§ **Given exercise**: Find the string "type" in the entries and copy each line that has it.

§ **Data shown**:
>>>>

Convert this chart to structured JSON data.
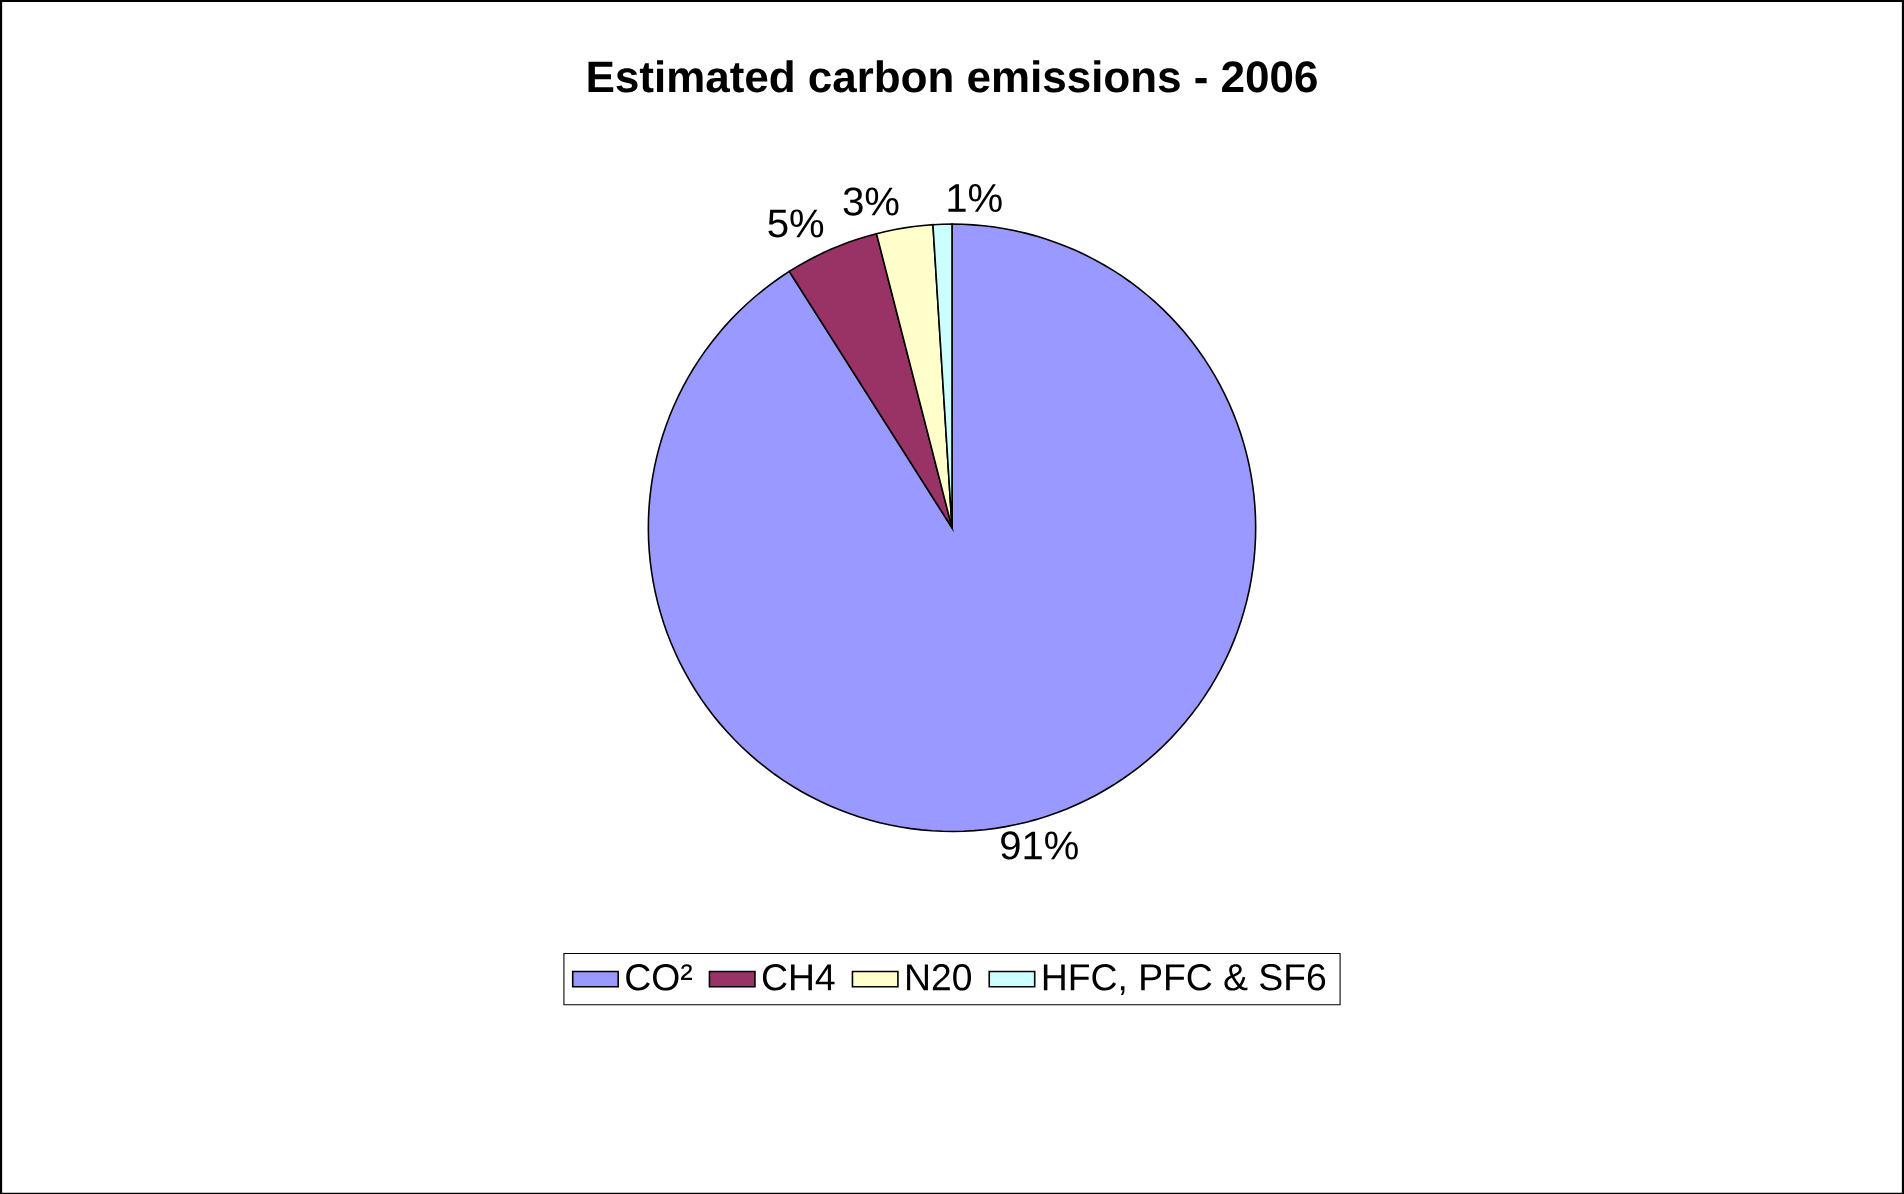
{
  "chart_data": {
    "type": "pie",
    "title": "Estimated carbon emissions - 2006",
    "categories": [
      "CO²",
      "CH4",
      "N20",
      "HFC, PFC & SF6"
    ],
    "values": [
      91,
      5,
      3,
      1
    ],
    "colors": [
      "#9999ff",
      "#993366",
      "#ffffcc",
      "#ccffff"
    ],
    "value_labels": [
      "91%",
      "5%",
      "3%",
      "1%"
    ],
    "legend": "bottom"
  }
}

<<<<
>>>>

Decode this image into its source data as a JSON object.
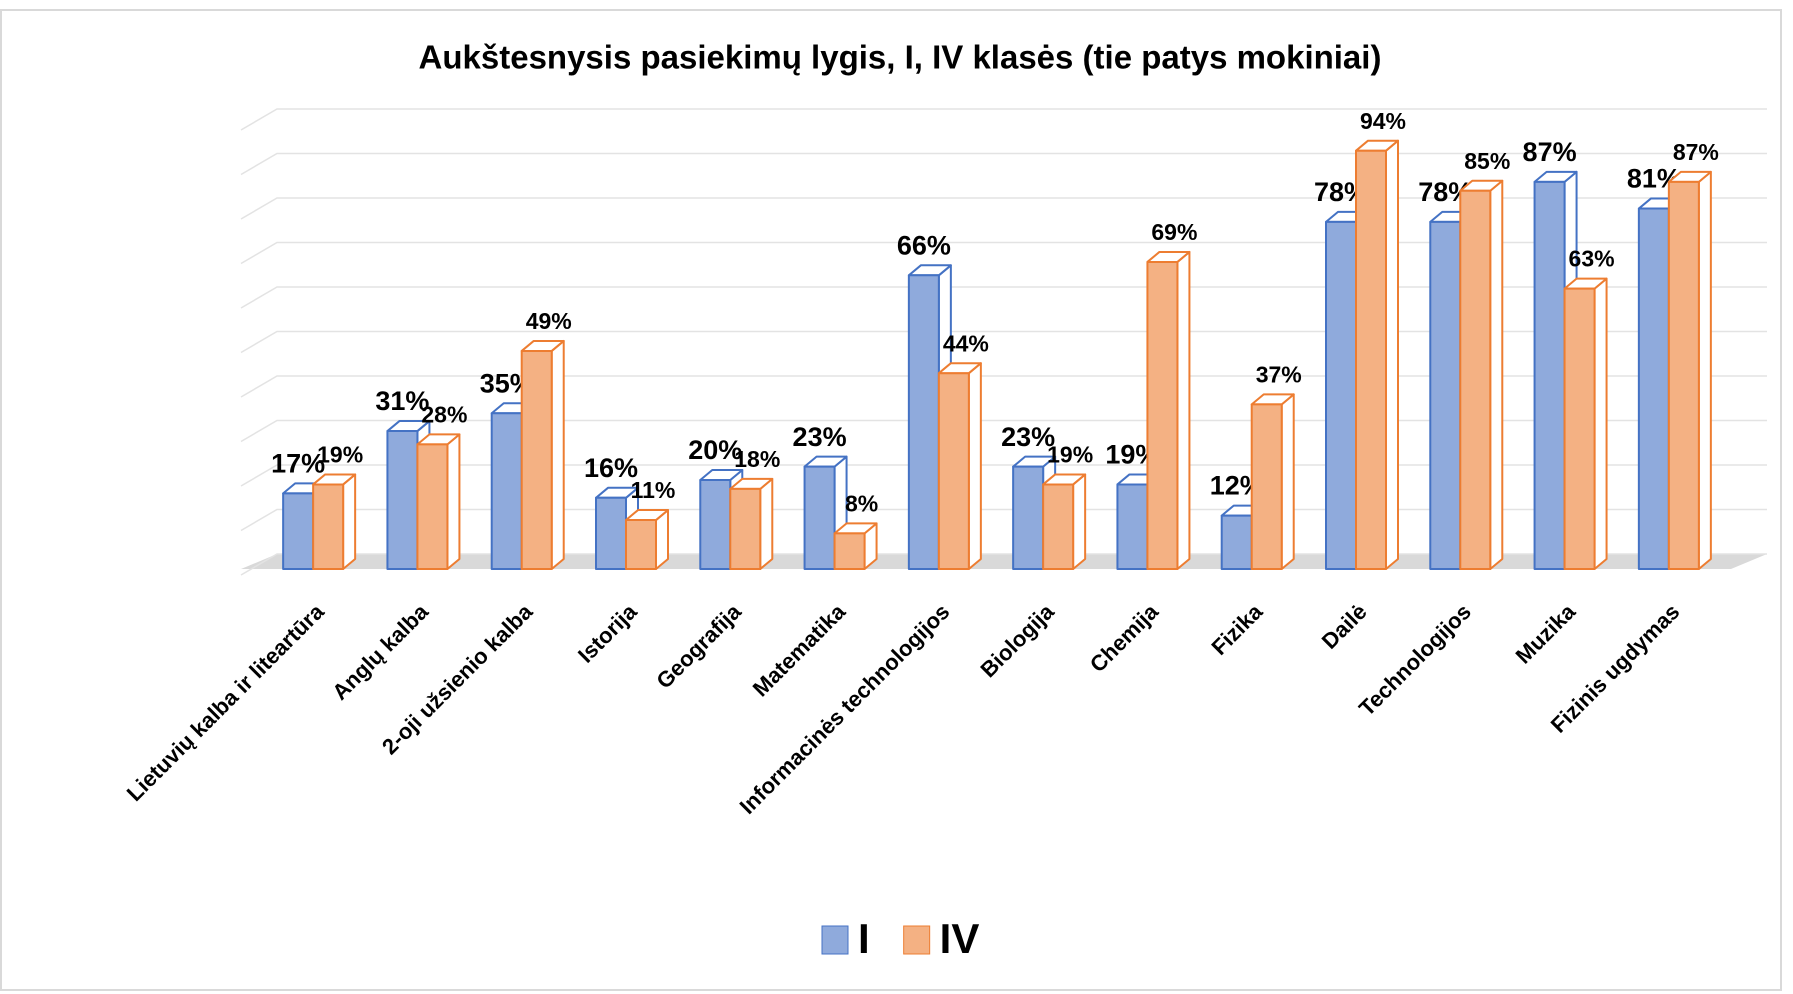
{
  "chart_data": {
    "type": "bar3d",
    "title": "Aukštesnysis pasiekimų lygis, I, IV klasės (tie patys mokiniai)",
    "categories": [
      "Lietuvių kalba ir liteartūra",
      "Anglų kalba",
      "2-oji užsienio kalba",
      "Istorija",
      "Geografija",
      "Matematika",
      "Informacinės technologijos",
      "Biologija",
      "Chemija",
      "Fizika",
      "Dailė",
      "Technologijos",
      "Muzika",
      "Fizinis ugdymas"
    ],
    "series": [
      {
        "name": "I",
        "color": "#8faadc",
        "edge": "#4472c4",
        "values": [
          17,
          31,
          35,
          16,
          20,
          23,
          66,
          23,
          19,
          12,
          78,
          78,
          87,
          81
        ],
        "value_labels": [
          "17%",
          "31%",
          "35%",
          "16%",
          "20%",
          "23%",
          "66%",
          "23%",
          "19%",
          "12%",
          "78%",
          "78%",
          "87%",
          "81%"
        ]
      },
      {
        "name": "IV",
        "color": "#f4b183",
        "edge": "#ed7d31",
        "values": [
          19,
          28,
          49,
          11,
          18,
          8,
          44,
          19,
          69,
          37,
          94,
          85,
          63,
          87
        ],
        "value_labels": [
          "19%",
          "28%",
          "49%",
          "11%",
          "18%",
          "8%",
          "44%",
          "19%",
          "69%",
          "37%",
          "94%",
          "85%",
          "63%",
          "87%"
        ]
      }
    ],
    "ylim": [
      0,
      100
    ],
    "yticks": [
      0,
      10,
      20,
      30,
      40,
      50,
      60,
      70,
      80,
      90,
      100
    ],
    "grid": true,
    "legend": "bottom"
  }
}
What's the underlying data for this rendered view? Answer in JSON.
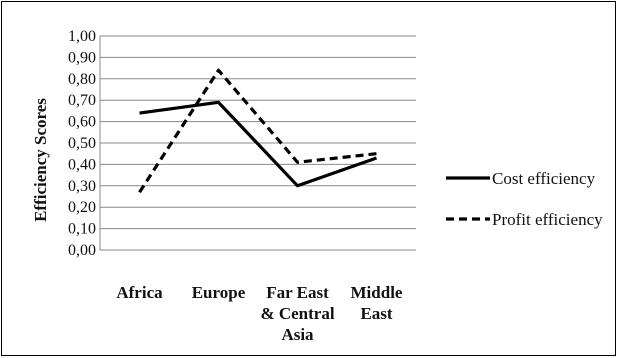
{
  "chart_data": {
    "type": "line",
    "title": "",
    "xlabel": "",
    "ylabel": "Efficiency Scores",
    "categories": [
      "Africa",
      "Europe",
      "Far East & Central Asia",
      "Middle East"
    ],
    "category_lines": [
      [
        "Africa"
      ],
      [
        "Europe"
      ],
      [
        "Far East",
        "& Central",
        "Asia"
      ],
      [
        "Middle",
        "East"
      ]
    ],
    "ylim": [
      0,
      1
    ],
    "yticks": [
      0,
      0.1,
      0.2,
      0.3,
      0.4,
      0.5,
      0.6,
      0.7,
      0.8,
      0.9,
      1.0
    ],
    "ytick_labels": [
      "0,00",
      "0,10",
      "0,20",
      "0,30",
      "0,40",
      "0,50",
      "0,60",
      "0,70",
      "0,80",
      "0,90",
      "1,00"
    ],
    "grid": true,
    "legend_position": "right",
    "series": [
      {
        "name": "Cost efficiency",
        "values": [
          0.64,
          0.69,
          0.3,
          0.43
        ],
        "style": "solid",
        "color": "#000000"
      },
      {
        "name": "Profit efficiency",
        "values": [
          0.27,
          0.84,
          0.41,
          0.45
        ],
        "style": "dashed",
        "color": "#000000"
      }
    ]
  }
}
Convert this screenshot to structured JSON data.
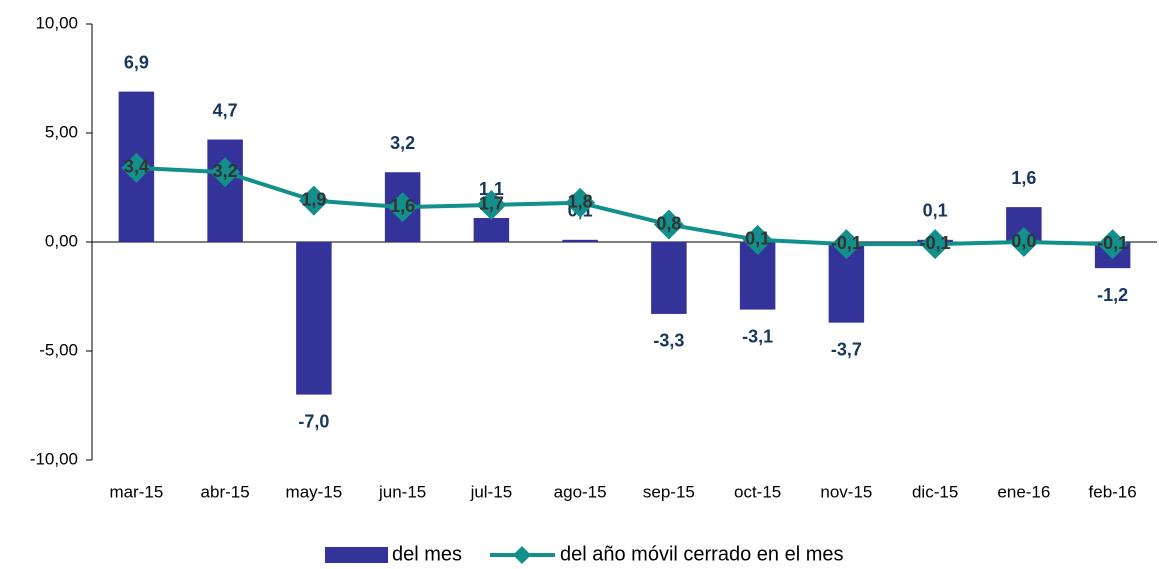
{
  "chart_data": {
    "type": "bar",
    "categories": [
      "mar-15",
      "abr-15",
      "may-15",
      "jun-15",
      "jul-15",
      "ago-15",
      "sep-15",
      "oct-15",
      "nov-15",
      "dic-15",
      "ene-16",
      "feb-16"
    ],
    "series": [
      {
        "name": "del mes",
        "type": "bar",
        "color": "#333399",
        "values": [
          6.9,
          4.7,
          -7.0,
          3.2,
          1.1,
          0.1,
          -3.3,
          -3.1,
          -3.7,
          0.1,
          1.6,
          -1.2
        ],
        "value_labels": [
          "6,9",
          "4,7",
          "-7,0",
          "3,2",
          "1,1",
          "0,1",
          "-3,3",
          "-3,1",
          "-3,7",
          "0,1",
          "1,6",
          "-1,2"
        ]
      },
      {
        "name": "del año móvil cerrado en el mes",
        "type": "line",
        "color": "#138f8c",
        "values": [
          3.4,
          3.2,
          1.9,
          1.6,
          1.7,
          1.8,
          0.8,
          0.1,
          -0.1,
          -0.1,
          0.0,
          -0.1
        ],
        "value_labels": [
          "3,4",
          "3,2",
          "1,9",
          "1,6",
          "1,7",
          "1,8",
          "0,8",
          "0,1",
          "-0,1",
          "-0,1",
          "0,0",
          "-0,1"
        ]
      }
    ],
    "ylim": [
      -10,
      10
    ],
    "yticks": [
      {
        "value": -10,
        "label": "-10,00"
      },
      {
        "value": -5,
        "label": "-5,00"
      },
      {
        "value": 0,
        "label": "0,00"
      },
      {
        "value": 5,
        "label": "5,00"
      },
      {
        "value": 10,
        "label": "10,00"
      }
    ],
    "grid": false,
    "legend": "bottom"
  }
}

<<<<

§ **Expected answer**:
    "type": "pie",
    "type": "bar3d",
    "type": "line",
    "type": "bar",
        "type": "bar",
        "type": "line",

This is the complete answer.